■ Your instructions ■
Could you recast the listing lines, starting at the line that contains "- data-point-inner: [480, 213, 486, 219]" and ending at the line that contains "- data-point: [329, 138, 338, 147]", both included, as a JSON list of strings with one string per line and blank lines left out?

(Box annotation data)
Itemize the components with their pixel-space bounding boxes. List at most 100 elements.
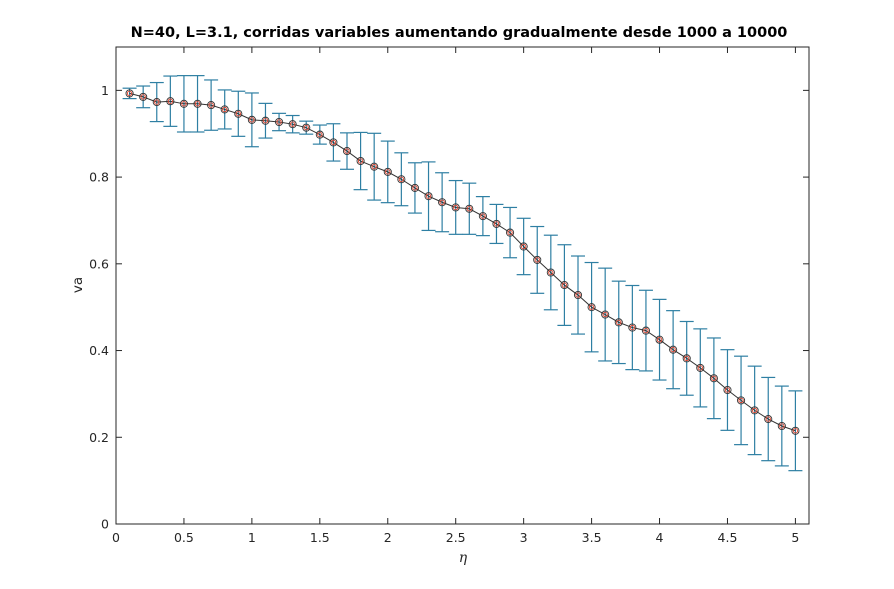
- data-point-inner: [480, 213, 486, 219]
- data-point-inner: [656, 337, 663, 343]
- y-tick-label: 0: [101, 517, 109, 532]
- x-tick-label: 4: [656, 530, 664, 545]
- data-point: [288, 120, 297, 129]
- data-point: [777, 421, 786, 431]
- data-point-inner: [194, 101, 201, 107]
- data-point-circle: [682, 354, 691, 363]
- data-point: [329, 138, 338, 147]
- x-tick-label: 1: [248, 530, 256, 545]
- data-point-inner: [330, 139, 337, 146]
- data-point-inner: [466, 206, 472, 212]
- data-point-inner: [548, 269, 554, 276]
- data-point-circle: [641, 326, 650, 335]
- data-point-inner: [697, 365, 703, 371]
- data-point-circle: [696, 363, 705, 372]
- data-point-circle: [573, 290, 583, 300]
- data-point-inner: [738, 397, 744, 404]
- marker-layer: [125, 89, 800, 435]
- data-point-circle: [179, 99, 188, 108]
- data-point-circle: [220, 105, 229, 114]
- data-point: [152, 98, 161, 107]
- data-point-circle: [410, 183, 419, 192]
- data-point-inner: [602, 311, 608, 318]
- data-point-inner: [453, 204, 459, 211]
- data-point-inner: [534, 257, 540, 263]
- data-point-circle: [764, 415, 773, 424]
- data-point-circle: [506, 228, 515, 237]
- data-point: [791, 426, 800, 435]
- data-point-inner: [670, 347, 676, 353]
- data-point-inner: [493, 221, 500, 227]
- data-point: [193, 99, 202, 108]
- data-point-circle: [723, 385, 732, 395]
- data-point-circle: [193, 99, 202, 108]
- data-point-circle: [478, 212, 487, 221]
- data-point: [709, 374, 718, 383]
- data-point: [247, 115, 256, 124]
- data-point-circle: [655, 335, 664, 344]
- data-point: [587, 303, 596, 312]
- x-tick-label: 2: [384, 530, 392, 545]
- x-tick-label: 3: [520, 530, 528, 545]
- data-point-circle: [737, 396, 746, 405]
- data-point: [438, 198, 447, 207]
- data-point: [370, 162, 379, 171]
- data-point: [410, 183, 419, 192]
- ticks-layer: 0 0.5 1 1.5 2 2.5 3 3.5 4 4.5 5 0 0.2 0.4 0.6 0.8 1: [89, 47, 809, 545]
- data-point-circle: [383, 167, 392, 176]
- x-axis-label: η: [459, 550, 468, 566]
- data-point-inner: [208, 102, 214, 108]
- data-point-inner: [412, 185, 418, 191]
- y-tick-label: 0.2: [89, 430, 109, 445]
- data-point-circle: [777, 421, 786, 431]
- data-point: [356, 156, 365, 166]
- data-point: [533, 255, 542, 264]
- data-point: [492, 219, 501, 228]
- data-point: [397, 175, 406, 184]
- data-point: [342, 147, 352, 156]
- data-point-inner: [126, 90, 133, 97]
- data-point-inner: [317, 131, 323, 138]
- data-point-circle: [465, 204, 474, 213]
- x-tick-label: 4.5: [718, 530, 738, 545]
- data-point-circle: [342, 147, 352, 156]
- x-tick-label: 3.5: [582, 530, 602, 545]
- data-point-circle: [614, 318, 623, 327]
- data-point-circle: [492, 219, 501, 228]
- data-point: [424, 192, 433, 201]
- data-point: [628, 323, 637, 332]
- data-point-inner: [629, 324, 636, 331]
- data-point: [682, 354, 691, 363]
- data-point-inner: [181, 101, 187, 107]
- data-point-inner: [711, 375, 717, 381]
- data-point-circle: [166, 97, 175, 106]
- data-point: [573, 290, 583, 300]
- data-point-circle: [125, 89, 134, 98]
- data-point-inner: [520, 243, 527, 250]
- data-point: [696, 363, 705, 372]
- data-point-inner: [616, 319, 622, 326]
- data-point-inner: [344, 148, 350, 154]
- data-point-inner: [262, 118, 269, 124]
- data-point-circle: [533, 255, 542, 264]
- x-tick-label: 2.5: [446, 530, 466, 545]
- data-point-circle: [247, 115, 256, 124]
- data-point-circle: [519, 242, 528, 251]
- data-point-inner: [751, 407, 758, 414]
- data-point-inner: [684, 355, 690, 362]
- data-point-inner: [140, 94, 146, 100]
- data-point: [614, 318, 623, 327]
- data-point: [383, 167, 392, 176]
- data-point-circle: [546, 268, 555, 277]
- data-point-inner: [792, 428, 799, 434]
- data-point: [750, 406, 759, 415]
- data-point: [139, 92, 148, 101]
- data-point-inner: [439, 199, 445, 205]
- data-point-circle: [275, 117, 284, 127]
- y-tick-label: 0.4: [89, 343, 109, 358]
- y-tick-label: 0.8: [89, 170, 109, 185]
- data-point-inner: [276, 119, 282, 125]
- data-point-inner: [154, 99, 160, 105]
- data-point-circle: [587, 303, 596, 312]
- data-point: [261, 116, 270, 125]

■ Output ■
[
  "- data-point-inner: [480, 213, 486, 219]",
  "- data-point-inner: [656, 337, 663, 343]",
  "- y-tick-label: 0: [101, 517, 109, 532]",
  "- x-tick-label: 4: [656, 530, 664, 545]",
  "- data-point: [288, 120, 297, 129]",
  "- data-point: [777, 421, 786, 431]",
  "- data-point-inner: [194, 101, 201, 107]",
  "- data-point-circle: [682, 354, 691, 363]",
  "- data-point: [329, 138, 338, 147]"
]